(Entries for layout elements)
___

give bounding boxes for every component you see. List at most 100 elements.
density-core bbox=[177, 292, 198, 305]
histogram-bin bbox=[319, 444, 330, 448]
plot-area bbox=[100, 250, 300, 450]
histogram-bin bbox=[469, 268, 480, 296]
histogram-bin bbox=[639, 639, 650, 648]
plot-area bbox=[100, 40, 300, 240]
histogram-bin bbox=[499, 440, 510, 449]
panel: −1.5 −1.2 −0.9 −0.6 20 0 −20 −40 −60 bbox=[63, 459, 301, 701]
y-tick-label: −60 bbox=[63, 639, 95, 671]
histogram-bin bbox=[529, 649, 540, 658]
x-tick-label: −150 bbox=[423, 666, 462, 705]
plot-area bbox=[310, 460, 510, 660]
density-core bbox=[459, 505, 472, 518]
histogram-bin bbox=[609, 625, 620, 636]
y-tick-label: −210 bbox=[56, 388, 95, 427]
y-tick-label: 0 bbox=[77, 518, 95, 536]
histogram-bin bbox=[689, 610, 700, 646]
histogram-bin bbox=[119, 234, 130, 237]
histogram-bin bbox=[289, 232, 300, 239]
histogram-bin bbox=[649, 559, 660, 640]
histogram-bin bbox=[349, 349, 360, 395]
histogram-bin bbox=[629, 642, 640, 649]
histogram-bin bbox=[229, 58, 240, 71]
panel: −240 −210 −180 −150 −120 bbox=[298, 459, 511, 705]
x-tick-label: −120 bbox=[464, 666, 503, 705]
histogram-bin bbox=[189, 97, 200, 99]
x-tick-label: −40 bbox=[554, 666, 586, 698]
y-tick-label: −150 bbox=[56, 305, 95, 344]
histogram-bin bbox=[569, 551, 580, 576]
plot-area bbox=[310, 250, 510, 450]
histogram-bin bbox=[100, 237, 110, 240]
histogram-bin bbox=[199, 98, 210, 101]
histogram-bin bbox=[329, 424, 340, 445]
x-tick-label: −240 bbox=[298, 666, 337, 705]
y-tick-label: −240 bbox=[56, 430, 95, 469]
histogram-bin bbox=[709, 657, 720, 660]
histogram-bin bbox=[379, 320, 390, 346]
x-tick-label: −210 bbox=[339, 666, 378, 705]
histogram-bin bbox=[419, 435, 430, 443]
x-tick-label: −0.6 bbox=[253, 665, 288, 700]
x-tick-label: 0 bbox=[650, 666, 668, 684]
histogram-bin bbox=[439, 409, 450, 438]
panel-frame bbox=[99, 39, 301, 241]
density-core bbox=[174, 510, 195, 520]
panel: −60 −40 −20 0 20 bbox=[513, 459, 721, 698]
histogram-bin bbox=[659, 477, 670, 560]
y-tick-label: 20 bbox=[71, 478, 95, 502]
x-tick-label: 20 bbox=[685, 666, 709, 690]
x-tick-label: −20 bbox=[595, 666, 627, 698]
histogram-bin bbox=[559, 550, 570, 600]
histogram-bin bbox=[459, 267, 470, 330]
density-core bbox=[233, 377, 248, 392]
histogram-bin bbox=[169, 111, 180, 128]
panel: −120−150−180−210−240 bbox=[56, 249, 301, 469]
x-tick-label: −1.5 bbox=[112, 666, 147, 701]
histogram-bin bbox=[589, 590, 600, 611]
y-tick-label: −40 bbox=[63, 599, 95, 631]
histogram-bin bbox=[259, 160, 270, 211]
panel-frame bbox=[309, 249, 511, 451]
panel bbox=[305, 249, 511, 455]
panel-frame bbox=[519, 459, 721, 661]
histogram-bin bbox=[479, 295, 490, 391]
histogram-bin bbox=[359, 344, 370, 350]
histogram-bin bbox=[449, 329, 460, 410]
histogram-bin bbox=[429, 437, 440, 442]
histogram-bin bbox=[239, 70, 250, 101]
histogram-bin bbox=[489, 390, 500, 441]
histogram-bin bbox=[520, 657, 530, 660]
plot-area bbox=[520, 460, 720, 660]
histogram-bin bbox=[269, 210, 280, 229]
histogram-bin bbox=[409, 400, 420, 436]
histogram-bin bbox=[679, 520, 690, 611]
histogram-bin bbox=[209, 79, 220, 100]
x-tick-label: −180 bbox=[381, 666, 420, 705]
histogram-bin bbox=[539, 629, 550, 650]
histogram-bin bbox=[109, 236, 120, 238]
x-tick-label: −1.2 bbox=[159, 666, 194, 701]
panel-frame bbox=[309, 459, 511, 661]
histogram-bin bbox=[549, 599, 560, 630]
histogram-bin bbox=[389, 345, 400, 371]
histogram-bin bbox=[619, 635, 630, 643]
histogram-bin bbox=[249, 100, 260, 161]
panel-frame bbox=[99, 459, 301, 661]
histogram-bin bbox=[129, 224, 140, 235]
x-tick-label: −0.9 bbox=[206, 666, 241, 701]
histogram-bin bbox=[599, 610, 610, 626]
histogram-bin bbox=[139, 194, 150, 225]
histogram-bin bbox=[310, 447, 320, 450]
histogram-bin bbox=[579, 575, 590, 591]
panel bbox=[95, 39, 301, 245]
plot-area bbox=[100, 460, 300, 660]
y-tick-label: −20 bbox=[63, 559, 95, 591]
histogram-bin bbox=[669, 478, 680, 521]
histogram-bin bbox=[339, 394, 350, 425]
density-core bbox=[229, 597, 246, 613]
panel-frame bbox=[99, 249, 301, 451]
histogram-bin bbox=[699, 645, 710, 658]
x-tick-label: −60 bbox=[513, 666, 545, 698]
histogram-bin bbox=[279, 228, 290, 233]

___

» AIM OF THE EXERCISE
Arrange the lines of all the items above as a numbered list, omitting any blank lines.

» EXERCISE SOLUTION
1. give bounding boxes for every component you see. List at most 100 elements.
2. density-core bbox=[177, 292, 198, 305]
3. histogram-bin bbox=[319, 444, 330, 448]
4. plot-area bbox=[100, 250, 300, 450]
5. histogram-bin bbox=[469, 268, 480, 296]
6. histogram-bin bbox=[639, 639, 650, 648]
7. plot-area bbox=[100, 40, 300, 240]
8. histogram-bin bbox=[499, 440, 510, 449]
9. panel: −1.5 −1.2 −0.9 −0.6 20 0 −20 −40 −60 bbox=[63, 459, 301, 701]
10. y-tick-label: −60 bbox=[63, 639, 95, 671]
11. histogram-bin bbox=[529, 649, 540, 658]
12. x-tick-label: −150 bbox=[423, 666, 462, 705]
13. plot-area bbox=[310, 460, 510, 660]
14. density-core bbox=[459, 505, 472, 518]
15. histogram-bin bbox=[609, 625, 620, 636]
16. y-tick-label: −210 bbox=[56, 388, 95, 427]
17. y-tick-label: 0 bbox=[77, 518, 95, 536]
18. histogram-bin bbox=[689, 610, 700, 646]
19. histogram-bin bbox=[119, 234, 130, 237]
20. histogram-bin bbox=[289, 232, 300, 239]
21. histogram-bin bbox=[649, 559, 660, 640]
22. histogram-bin bbox=[349, 349, 360, 395]
23. histogram-bin bbox=[629, 642, 640, 649]
24. histogram-bin bbox=[229, 58, 240, 71]
25. panel: −240 −210 −180 −150 −120 bbox=[298, 459, 511, 705]
26. x-tick-label: −120 bbox=[464, 666, 503, 705]
27. histogram-bin bbox=[189, 97, 200, 99]
28. x-tick-label: −40 bbox=[554, 666, 586, 698]
29. y-tick-label: −150 bbox=[56, 305, 95, 344]
30. histogram-bin bbox=[569, 551, 580, 576]
31. plot-area bbox=[310, 250, 510, 450]
32. histogram-bin bbox=[100, 237, 110, 240]
33. histogram-bin bbox=[199, 98, 210, 101]
34. histogram-bin bbox=[329, 424, 340, 445]
35. x-tick-label: −240 bbox=[298, 666, 337, 705]
36. y-tick-label: −240 bbox=[56, 430, 95, 469]
37. histogram-bin bbox=[709, 657, 720, 660]
38. histogram-bin bbox=[379, 320, 390, 346]
39. x-tick-label: −210 bbox=[339, 666, 378, 705]
40. histogram-bin bbox=[419, 435, 430, 443]
41. x-tick-label: −0.6 bbox=[253, 665, 288, 700]
42. x-tick-label: 0 bbox=[650, 666, 668, 684]
43. histogram-bin bbox=[439, 409, 450, 438]
44. panel-frame bbox=[99, 39, 301, 241]
45. density-core bbox=[174, 510, 195, 520]
46. panel: −60 −40 −20 0 20 bbox=[513, 459, 721, 698]
47. histogram-bin bbox=[659, 477, 670, 560]
48. y-tick-label: 20 bbox=[71, 478, 95, 502]
49. x-tick-label: 20 bbox=[685, 666, 709, 690]
50. x-tick-label: −20 bbox=[595, 666, 627, 698]
51. histogram-bin bbox=[559, 550, 570, 600]
52. histogram-bin bbox=[459, 267, 470, 330]
53. density-core bbox=[233, 377, 248, 392]
54. histogram-bin bbox=[169, 111, 180, 128]
55. panel: −120−150−180−210−240 bbox=[56, 249, 301, 469]
56. x-tick-label: −1.5 bbox=[112, 666, 147, 701]
57. histogram-bin bbox=[589, 590, 600, 611]
58. y-tick-label: −40 bbox=[63, 599, 95, 631]
59. histogram-bin bbox=[259, 160, 270, 211]
60. panel-frame bbox=[309, 249, 511, 451]
61. panel bbox=[305, 249, 511, 455]
62. panel-frame bbox=[519, 459, 721, 661]
63. histogram-bin bbox=[479, 295, 490, 391]
64. histogram-bin bbox=[359, 344, 370, 350]
65. histogram-bin bbox=[449, 329, 460, 410]
66. histogram-bin bbox=[429, 437, 440, 442]
67. histogram-bin bbox=[239, 70, 250, 101]
68. histogram-bin bbox=[489, 390, 500, 441]
69. histogram-bin bbox=[520, 657, 530, 660]
70. plot-area bbox=[520, 460, 720, 660]
71. histogram-bin bbox=[269, 210, 280, 229]
72. histogram-bin bbox=[409, 400, 420, 436]
73. histogram-bin bbox=[679, 520, 690, 611]
74. histogram-bin bbox=[209, 79, 220, 100]
75. x-tick-label: −180 bbox=[381, 666, 420, 705]
76. histogram-bin bbox=[539, 629, 550, 650]
77. histogram-bin bbox=[109, 236, 120, 238]
78. x-tick-label: −1.2 bbox=[159, 666, 194, 701]
79. panel-frame bbox=[309, 459, 511, 661]
80. histogram-bin bbox=[549, 599, 560, 630]
81. histogram-bin bbox=[389, 345, 400, 371]
82. histogram-bin bbox=[619, 635, 630, 643]
83. histogram-bin bbox=[249, 100, 260, 161]
84. panel-frame bbox=[99, 459, 301, 661]
85. histogram-bin bbox=[129, 224, 140, 235]
86. x-tick-label: −0.9 bbox=[206, 666, 241, 701]
87. histogram-bin bbox=[599, 610, 610, 626]
88. histogram-bin bbox=[139, 194, 150, 225]
89. histogram-bin bbox=[310, 447, 320, 450]
90. histogram-bin bbox=[579, 575, 590, 591]
91. panel bbox=[95, 39, 301, 245]
92. plot-area bbox=[100, 460, 300, 660]
93. y-tick-label: −20 bbox=[63, 559, 95, 591]
94. histogram-bin bbox=[669, 478, 680, 521]
95. histogram-bin bbox=[339, 394, 350, 425]
96. density-core bbox=[229, 597, 246, 613]
97. panel-frame bbox=[99, 249, 301, 451]
98. histogram-bin bbox=[699, 645, 710, 658]
99. x-tick-label: −60 bbox=[513, 666, 545, 698]
100. histogram-bin bbox=[279, 228, 290, 233]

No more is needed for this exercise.